━━━━━ Provided data ━━━━━

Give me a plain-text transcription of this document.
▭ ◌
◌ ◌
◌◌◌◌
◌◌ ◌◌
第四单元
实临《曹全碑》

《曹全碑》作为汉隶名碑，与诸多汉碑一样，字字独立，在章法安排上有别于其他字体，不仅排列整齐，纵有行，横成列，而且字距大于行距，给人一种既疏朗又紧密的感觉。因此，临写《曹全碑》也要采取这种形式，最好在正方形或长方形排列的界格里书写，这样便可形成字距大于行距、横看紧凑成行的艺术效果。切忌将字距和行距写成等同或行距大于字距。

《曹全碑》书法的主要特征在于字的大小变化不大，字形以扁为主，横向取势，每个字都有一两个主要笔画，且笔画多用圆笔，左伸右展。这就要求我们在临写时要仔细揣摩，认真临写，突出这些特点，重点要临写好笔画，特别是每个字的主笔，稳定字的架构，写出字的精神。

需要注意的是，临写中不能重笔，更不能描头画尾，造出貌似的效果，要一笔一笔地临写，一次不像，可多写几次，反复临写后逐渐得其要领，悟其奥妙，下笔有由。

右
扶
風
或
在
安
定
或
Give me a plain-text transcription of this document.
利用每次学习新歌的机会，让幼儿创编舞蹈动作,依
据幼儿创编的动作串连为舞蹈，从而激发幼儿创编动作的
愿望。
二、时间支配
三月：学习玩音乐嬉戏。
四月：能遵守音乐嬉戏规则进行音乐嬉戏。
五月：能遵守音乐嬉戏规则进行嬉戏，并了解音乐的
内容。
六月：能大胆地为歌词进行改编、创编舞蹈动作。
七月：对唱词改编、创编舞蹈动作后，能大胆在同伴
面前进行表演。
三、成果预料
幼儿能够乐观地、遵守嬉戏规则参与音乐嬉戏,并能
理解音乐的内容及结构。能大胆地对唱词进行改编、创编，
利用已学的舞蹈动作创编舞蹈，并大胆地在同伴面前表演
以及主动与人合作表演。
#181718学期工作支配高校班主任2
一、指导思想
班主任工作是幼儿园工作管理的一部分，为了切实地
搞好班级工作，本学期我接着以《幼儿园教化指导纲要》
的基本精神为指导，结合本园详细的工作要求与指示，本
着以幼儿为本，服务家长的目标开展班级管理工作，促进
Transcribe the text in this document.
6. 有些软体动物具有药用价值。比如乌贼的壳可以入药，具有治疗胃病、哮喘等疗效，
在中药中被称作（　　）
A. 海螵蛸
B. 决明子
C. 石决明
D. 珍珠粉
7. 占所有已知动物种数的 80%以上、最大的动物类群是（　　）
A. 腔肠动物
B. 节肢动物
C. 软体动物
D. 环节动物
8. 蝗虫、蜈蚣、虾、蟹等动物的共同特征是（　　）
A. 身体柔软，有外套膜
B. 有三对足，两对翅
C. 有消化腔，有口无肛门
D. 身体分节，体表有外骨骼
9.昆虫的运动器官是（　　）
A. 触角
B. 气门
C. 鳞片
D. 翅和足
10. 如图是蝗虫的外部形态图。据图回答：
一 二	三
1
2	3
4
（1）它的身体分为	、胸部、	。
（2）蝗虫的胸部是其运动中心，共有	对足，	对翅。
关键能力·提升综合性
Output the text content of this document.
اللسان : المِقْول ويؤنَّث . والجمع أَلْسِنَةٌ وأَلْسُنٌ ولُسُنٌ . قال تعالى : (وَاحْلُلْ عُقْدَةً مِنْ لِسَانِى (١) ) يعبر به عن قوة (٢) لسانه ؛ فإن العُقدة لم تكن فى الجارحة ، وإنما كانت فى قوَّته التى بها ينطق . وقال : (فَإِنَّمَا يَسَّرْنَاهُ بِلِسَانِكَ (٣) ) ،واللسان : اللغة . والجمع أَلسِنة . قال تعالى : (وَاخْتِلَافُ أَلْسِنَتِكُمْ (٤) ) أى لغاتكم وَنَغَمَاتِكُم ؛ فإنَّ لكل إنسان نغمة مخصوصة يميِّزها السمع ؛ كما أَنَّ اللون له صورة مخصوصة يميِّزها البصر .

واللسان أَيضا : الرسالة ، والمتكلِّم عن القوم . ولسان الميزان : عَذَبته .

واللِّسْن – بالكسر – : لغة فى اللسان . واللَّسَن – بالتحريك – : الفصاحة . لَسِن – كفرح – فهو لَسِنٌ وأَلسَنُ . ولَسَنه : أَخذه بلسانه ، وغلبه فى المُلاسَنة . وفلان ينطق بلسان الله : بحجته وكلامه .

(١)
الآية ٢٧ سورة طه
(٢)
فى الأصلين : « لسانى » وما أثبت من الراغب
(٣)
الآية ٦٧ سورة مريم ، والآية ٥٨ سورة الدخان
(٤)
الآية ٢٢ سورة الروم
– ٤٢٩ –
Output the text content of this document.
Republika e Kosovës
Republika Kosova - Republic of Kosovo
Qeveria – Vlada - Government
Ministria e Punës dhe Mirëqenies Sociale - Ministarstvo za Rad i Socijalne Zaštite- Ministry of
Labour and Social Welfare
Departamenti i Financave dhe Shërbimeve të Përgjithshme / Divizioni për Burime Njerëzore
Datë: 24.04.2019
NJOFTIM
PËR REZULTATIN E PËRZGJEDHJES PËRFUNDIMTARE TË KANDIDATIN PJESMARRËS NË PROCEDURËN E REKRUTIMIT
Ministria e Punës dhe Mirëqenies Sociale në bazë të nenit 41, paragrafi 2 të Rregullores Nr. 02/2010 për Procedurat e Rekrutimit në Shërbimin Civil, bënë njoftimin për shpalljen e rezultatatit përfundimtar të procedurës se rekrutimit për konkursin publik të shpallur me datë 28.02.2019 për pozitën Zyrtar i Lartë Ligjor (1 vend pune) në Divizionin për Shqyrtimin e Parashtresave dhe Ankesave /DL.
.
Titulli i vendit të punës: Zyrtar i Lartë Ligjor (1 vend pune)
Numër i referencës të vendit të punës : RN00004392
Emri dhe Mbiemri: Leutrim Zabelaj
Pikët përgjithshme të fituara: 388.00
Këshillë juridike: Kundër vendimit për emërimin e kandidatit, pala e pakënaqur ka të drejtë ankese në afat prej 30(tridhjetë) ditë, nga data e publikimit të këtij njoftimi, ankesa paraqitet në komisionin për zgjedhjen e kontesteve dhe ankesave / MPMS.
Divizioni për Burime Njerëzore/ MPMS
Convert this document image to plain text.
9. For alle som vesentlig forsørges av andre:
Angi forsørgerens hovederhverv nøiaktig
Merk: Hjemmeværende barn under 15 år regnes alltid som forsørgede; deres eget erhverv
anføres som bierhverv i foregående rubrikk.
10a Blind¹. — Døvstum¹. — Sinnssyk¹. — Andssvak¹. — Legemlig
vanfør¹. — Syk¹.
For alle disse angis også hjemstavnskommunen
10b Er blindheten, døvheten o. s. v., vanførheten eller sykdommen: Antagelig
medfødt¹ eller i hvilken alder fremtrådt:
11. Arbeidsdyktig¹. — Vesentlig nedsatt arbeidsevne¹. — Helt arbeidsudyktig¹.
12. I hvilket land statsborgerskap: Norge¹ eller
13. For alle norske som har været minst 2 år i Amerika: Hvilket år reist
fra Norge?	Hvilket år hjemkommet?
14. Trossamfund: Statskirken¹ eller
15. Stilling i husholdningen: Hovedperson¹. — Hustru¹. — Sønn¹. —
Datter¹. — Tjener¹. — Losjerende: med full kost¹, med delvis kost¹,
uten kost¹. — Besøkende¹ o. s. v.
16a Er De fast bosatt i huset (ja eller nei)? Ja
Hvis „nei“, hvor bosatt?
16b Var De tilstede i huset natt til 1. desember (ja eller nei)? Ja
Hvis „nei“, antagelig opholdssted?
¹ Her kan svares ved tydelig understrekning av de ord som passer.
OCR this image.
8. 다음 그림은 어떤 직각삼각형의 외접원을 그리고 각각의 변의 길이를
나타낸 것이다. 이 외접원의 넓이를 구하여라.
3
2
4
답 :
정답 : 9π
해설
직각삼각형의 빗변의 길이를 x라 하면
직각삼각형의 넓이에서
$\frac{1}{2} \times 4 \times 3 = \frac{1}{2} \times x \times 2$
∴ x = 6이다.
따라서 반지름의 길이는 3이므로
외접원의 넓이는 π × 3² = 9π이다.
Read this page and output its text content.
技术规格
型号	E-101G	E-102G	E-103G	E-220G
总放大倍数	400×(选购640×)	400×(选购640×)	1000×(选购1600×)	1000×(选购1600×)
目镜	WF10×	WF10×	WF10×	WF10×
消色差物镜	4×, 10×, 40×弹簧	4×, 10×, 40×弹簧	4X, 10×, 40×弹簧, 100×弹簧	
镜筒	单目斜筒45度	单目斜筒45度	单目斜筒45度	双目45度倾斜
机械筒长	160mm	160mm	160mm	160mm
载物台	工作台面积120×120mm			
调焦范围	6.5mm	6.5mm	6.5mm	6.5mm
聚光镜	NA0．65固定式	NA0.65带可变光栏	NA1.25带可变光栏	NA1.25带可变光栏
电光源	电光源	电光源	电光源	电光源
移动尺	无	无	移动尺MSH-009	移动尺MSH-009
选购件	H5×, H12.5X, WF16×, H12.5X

━━━━━

Report how many lines in the records above contain the word "eller", giving only the number.

* **Right answer**
6